Provided records:
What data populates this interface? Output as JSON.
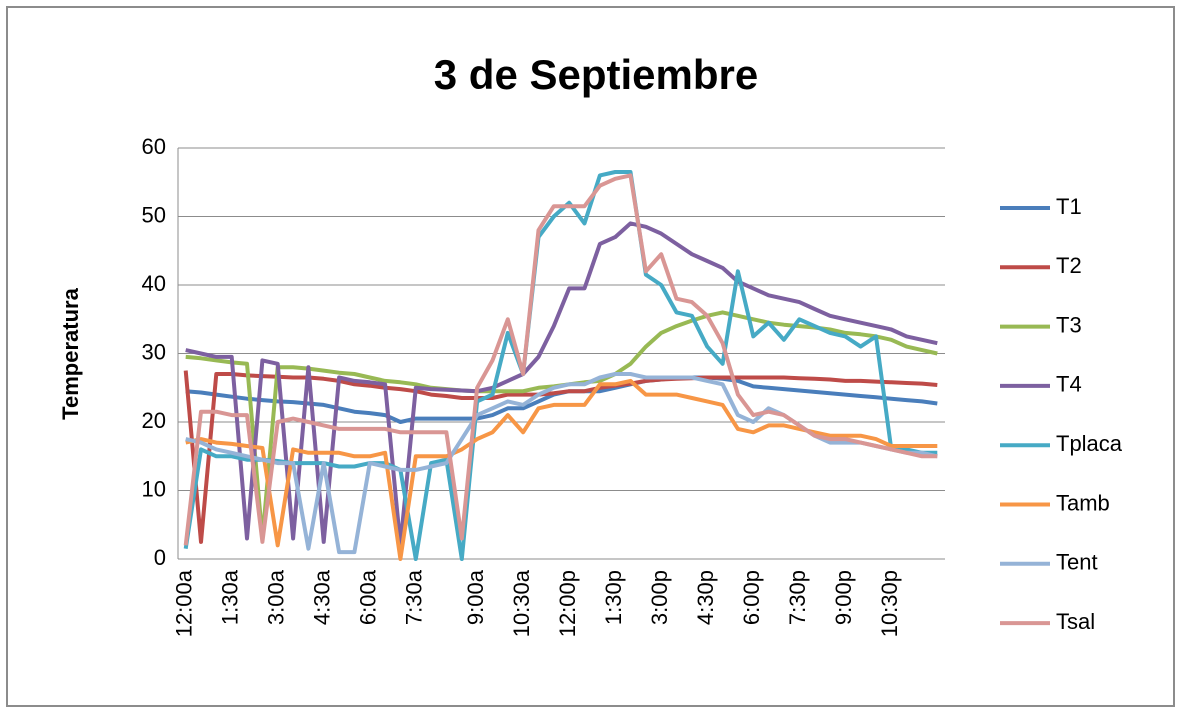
{
  "chart_data": {
    "type": "line",
    "title": "3 de Septiembre",
    "y_label": "Temperatura",
    "categories": [
      "12:00a",
      null,
      null,
      "1:30a",
      null,
      null,
      "3:00a",
      null,
      null,
      "4:30a",
      null,
      null,
      "6:00a",
      null,
      null,
      "7:30a",
      null,
      null,
      null,
      "9:00a",
      null,
      null,
      "10:30a",
      null,
      null,
      "12:00p",
      null,
      null,
      "1:30p",
      null,
      null,
      "3:00p",
      null,
      null,
      "4:30p",
      null,
      null,
      "6:00p",
      null,
      null,
      "7:30p",
      null,
      null,
      "9:00p",
      null,
      null,
      "10:30p",
      null,
      null,
      null
    ],
    "series": [
      {
        "name": "T1",
        "color": "#4a7ebb",
        "values": [
          24.5,
          24.3,
          24,
          23.7,
          23.4,
          23.2,
          23,
          22.9,
          22.7,
          22.5,
          22,
          21.5,
          21.3,
          21,
          20,
          20.5,
          20.5,
          20.5,
          20.5,
          20.5,
          21,
          22,
          22,
          23,
          24,
          24.5,
          24.5,
          24.5,
          25,
          25.5,
          26,
          26.2,
          26.5,
          26.5,
          26.5,
          26.3,
          26,
          25.2,
          25,
          24.8,
          24.6,
          24.4,
          24.2,
          24,
          23.8,
          23.6,
          23.4,
          23.2,
          23,
          22.7
        ]
      },
      {
        "name": "T2",
        "color": "#be4b48",
        "values": [
          27.5,
          2.5,
          27,
          27,
          26.8,
          26.7,
          26.6,
          26.5,
          26.5,
          26.3,
          26,
          25.5,
          25.3,
          25,
          24.8,
          24.5,
          24,
          23.8,
          23.5,
          23.5,
          23.5,
          24,
          24,
          24,
          24.2,
          24.5,
          24.5,
          25,
          25.3,
          25.6,
          26,
          26.2,
          26.3,
          26.4,
          26.5,
          26.5,
          26.5,
          26.5,
          26.5,
          26.5,
          26.4,
          26.3,
          26.2,
          26,
          26,
          25.9,
          25.8,
          25.7,
          25.6,
          25.4
        ]
      },
      {
        "name": "T3",
        "color": "#98b954",
        "values": [
          29.5,
          29.3,
          29,
          28.7,
          28.5,
          3,
          28,
          28,
          27.8,
          27.5,
          27.2,
          27,
          26.5,
          26,
          25.8,
          25.5,
          25,
          24.8,
          24.6,
          24.5,
          24.5,
          24.5,
          24.5,
          25,
          25.2,
          25.5,
          25.8,
          26,
          27,
          28.5,
          31,
          33,
          34,
          34.8,
          35.5,
          36,
          35.5,
          35,
          34.5,
          34.2,
          34,
          33.8,
          33.5,
          33,
          32.8,
          32.5,
          32,
          31,
          30.5,
          30
        ]
      },
      {
        "name": "T4",
        "color": "#7d60a0",
        "values": [
          30.5,
          30,
          29.5,
          29.5,
          3,
          29,
          28.5,
          3,
          28,
          2.5,
          26.5,
          26,
          25.8,
          25.5,
          2,
          25,
          24.8,
          24.7,
          24.6,
          24.5,
          25,
          26,
          27,
          29.5,
          34,
          39.5,
          39.5,
          46,
          47,
          49,
          48.5,
          47.5,
          46,
          44.5,
          43.5,
          42.5,
          40.5,
          39.5,
          38.5,
          38,
          37.5,
          36.5,
          35.5,
          35,
          34.5,
          34,
          33.5,
          32.5,
          32,
          31.5
        ]
      },
      {
        "name": "Tplaca",
        "color": "#46aac5",
        "values": [
          1.5,
          16,
          15,
          15,
          14.5,
          14.5,
          14.3,
          14,
          14,
          14,
          13.5,
          13.5,
          14,
          14,
          13,
          0,
          14,
          14.5,
          0,
          23,
          24,
          33,
          27,
          47,
          50,
          52,
          49,
          56,
          56.5,
          56.5,
          41.5,
          40,
          36,
          35.5,
          31,
          28.5,
          42,
          32.5,
          34.5,
          32,
          35,
          34,
          33,
          32.5,
          31,
          32.5,
          16,
          16,
          15.5,
          15.5
        ]
      },
      {
        "name": "Tamb",
        "color": "#f79646",
        "values": [
          17,
          17.5,
          17,
          16.8,
          16.5,
          16.2,
          2,
          16,
          15.5,
          15.5,
          15.5,
          15,
          15,
          15.5,
          0,
          15,
          15,
          15,
          16,
          17.5,
          18.5,
          21,
          18.5,
          22,
          22.5,
          22.5,
          22.5,
          25.5,
          25.5,
          26,
          24,
          24,
          24,
          23.5,
          23,
          22.5,
          19,
          18.5,
          19.5,
          19.5,
          19,
          18.5,
          18,
          18,
          18,
          17.5,
          16.5,
          16.5,
          16.5,
          16.5
        ]
      },
      {
        "name": "Tent",
        "color": "#95b3d7",
        "values": [
          17.5,
          17,
          16,
          15.5,
          15,
          14.5,
          14,
          14,
          1.5,
          14,
          1,
          1,
          14,
          13.5,
          13,
          13,
          13.5,
          14,
          17.5,
          21,
          22,
          23,
          22.5,
          24,
          25,
          25.5,
          25.5,
          26.5,
          27,
          27,
          26.5,
          26.5,
          26.5,
          26.5,
          26,
          25.5,
          21,
          20,
          22,
          21,
          19.5,
          18,
          17,
          17,
          17,
          16.5,
          16,
          15.5,
          15.5,
          15
        ]
      },
      {
        "name": "Tsal",
        "color": "#d99694",
        "values": [
          2,
          21.5,
          21.5,
          21,
          21,
          2.5,
          20,
          20.5,
          20,
          19.5,
          19,
          19,
          19,
          19,
          18.5,
          18.5,
          18.5,
          18.5,
          3,
          25,
          29,
          35,
          27,
          48,
          51.5,
          51.5,
          51.5,
          54.5,
          55.5,
          56,
          42,
          44.5,
          38,
          37.5,
          35.5,
          31.5,
          24,
          21,
          21.5,
          21,
          19.5,
          18,
          17.5,
          17.5,
          17,
          16.5,
          16,
          15.5,
          15,
          15
        ]
      }
    ],
    "ylim": [
      0,
      60
    ],
    "yticks": [
      0,
      10,
      20,
      30,
      40,
      50,
      60
    ],
    "grid": true,
    "legend": "right"
  }
}
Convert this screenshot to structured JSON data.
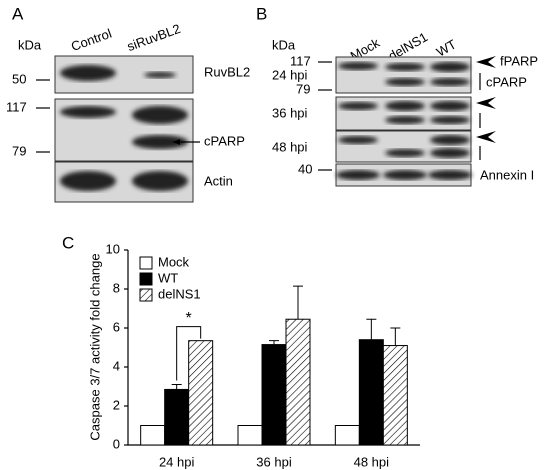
{
  "panel_a": {
    "letter": "A",
    "unit": "kDa",
    "lanes": [
      "Control",
      "siRuvBL2"
    ],
    "markers": [
      "50",
      "117",
      "79"
    ],
    "labels": [
      "RuvBL2",
      "cPARP",
      "Actin"
    ]
  },
  "panel_b": {
    "letter": "B",
    "unit": "kDa",
    "lanes": [
      "Mock",
      "delNS1",
      "WT"
    ],
    "markers": [
      "117",
      "79",
      "40"
    ],
    "times": [
      "24 hpi",
      "36 hpi",
      "48 hpi"
    ],
    "labels": [
      "fPARP",
      "cPARP",
      "Annexin I"
    ]
  },
  "chart_data": {
    "type": "bar",
    "letter": "C",
    "y_label": "Caspase 3/7 activity fold change",
    "categories": [
      "24 hpi",
      "36 hpi",
      "48 hpi"
    ],
    "series": [
      {
        "name": "Mock",
        "color": "#ffffff",
        "values": [
          1,
          1,
          1
        ],
        "errors": [
          null,
          null,
          null
        ]
      },
      {
        "name": "WT",
        "color": "#000000",
        "values": [
          2.85,
          5.15,
          5.4
        ],
        "errors": [
          0.25,
          0.2,
          1.05
        ]
      },
      {
        "name": "delNS1",
        "color": "#000000",
        "pattern": "hatch",
        "values": [
          5.35,
          6.45,
          5.1
        ],
        "errors": [
          null,
          1.7,
          0.9
        ]
      }
    ],
    "annotations": [
      "*"
    ],
    "ylim": [
      0,
      10
    ],
    "yticks": [
      0,
      2,
      4,
      6,
      8,
      10
    ],
    "grid": false,
    "legend": "upper left"
  }
}
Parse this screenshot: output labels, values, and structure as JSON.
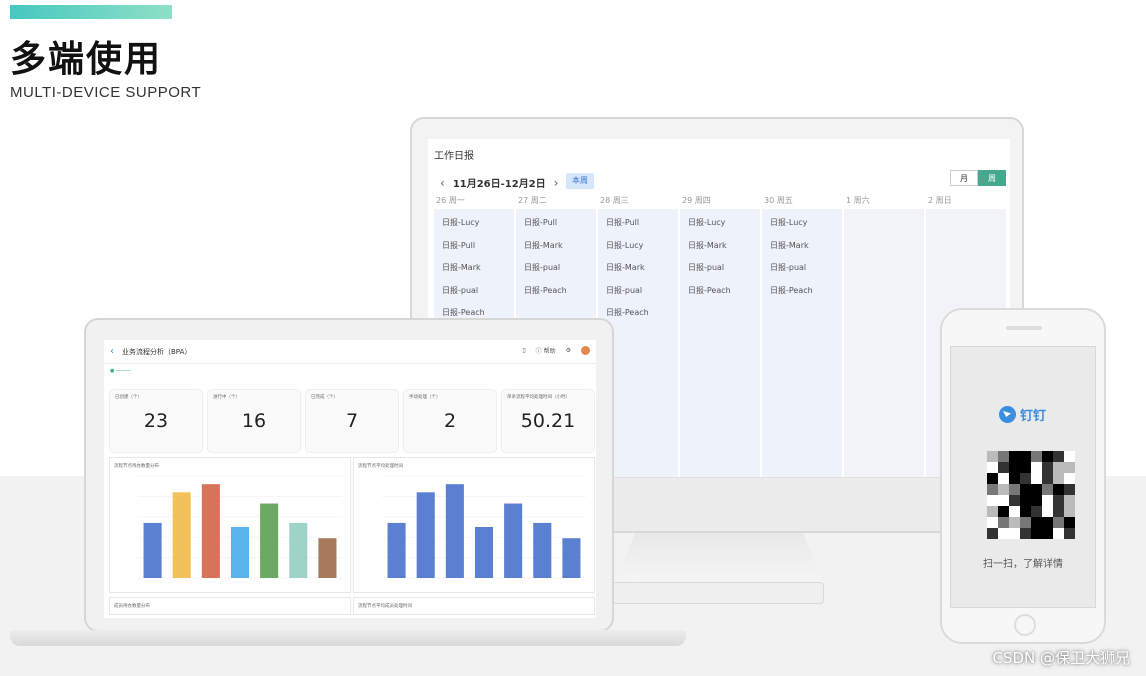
{
  "header": {
    "title": "多端使用",
    "subtitle": "MULTI-DEVICE SUPPORT"
  },
  "watermark": "CSDN @保卫大狮兄",
  "monitor": {
    "title": "工作日报",
    "date_range": "11月26日-12月2日",
    "this_week_button": "本周",
    "view_month": "月",
    "view_week": "周",
    "days": [
      "26 周一",
      "27 周二",
      "28 周三",
      "29 周四",
      "30 周五",
      "1 周六",
      "2 周日"
    ],
    "columns": [
      [
        "日报-Lucy",
        "日报-Pull",
        "日报-Mark",
        "日报-pual",
        "日报-Peach"
      ],
      [
        "日报-Pull",
        "日报-Mark",
        "日报-pual",
        "日报-Peach"
      ],
      [
        "日报-Pull",
        "日报-Lucy",
        "日报-Mark",
        "日报-pual",
        "日报-Peach"
      ],
      [
        "日报-Lucy",
        "日报-Mark",
        "日报-pual",
        "日报-Peach"
      ],
      [
        "日报-Lucy",
        "日报-Mark",
        "日报-pual",
        "日报-Peach"
      ],
      [],
      []
    ]
  },
  "laptop": {
    "title": "业务流程分析（BPA）",
    "help": "帮助",
    "stats": [
      {
        "label": "已创建（个）",
        "value": "23"
      },
      {
        "label": "进行中（个）",
        "value": "16"
      },
      {
        "label": "已完成（个）",
        "value": "7"
      },
      {
        "label": "手动处理（个）",
        "value": "2"
      },
      {
        "label": "单条流程平均处理时间（小时）",
        "value": "50.21"
      }
    ],
    "chart_left_title": "流程节点待办数量分布",
    "chart_right_title": "流程节点平均处理时间",
    "bottom_left_title": "成员待办数量分布",
    "bottom_right_title": "流程节点平均成员处理时间",
    "colors_left": [
      "#5b7fd1",
      "#f2c15a",
      "#d8735a",
      "#5ab3ea",
      "#6aaa64",
      "#9fd3c7",
      "#a77a5e"
    ],
    "color_right": "#5b7fd1"
  },
  "chart_data": [
    {
      "type": "bar",
      "title": "流程节点待办数量分布",
      "categories": [
        "",
        "",
        "",
        "",
        "",
        "",
        ""
      ],
      "values": [
        54,
        84,
        92,
        50,
        73,
        54,
        39
      ],
      "ylim": [
        0,
        100
      ]
    },
    {
      "type": "bar",
      "title": "流程节点平均处理时间",
      "categories": [
        "",
        "",
        "",
        "",
        "",
        "",
        ""
      ],
      "values": [
        54,
        84,
        92,
        50,
        73,
        54,
        39
      ],
      "ylim": [
        0,
        100
      ]
    }
  ],
  "phone": {
    "brand": "钉钉",
    "scan_text": "扫一扫，了解详情"
  }
}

Instructions for the task:
Each line that has the word "JSON" counts once. How many such lines are in the data? Give the number alone.

Exercise answer:
3